# Short task
Can you transcribe every record below exactly as it appears?

# Record extracts
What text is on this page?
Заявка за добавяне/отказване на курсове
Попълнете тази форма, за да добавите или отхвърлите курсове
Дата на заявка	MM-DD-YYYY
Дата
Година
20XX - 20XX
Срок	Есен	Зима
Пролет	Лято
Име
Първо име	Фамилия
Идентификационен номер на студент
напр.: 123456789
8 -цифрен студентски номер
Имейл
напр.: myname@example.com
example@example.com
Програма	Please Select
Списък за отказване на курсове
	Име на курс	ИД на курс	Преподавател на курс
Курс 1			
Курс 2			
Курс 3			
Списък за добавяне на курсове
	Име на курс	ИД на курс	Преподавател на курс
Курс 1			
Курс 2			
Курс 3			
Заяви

# Answer for this exercise
What text is on this page?
Заявка за добавяне/отказване на курсове
Попълнете тази форма, за да добавите или отхвърлите курсове
Дата на заявка	MM-DD-YYYY
Дата
Година
20XX - 20XX
Срок	Есен	Зима
Пролет	Лято
Име
Първо име	Фамилия
Идентификационен номер на студент
напр.: 123456789
8 -цифрен студентски номер
Имейл
напр.: myname@example.com
example@example.com
Програма	Please Select
Списък за отказване на курсове
	Име на курс	ИД на курс	Преподавател на курс
Курс 1			
Курс 2			
Курс 3			
Списък за добавяне на курсове
	Име на курс	ИД на курс	Преподавател на курс
Курс 1			
Курс 2			
Курс 3			
Заяви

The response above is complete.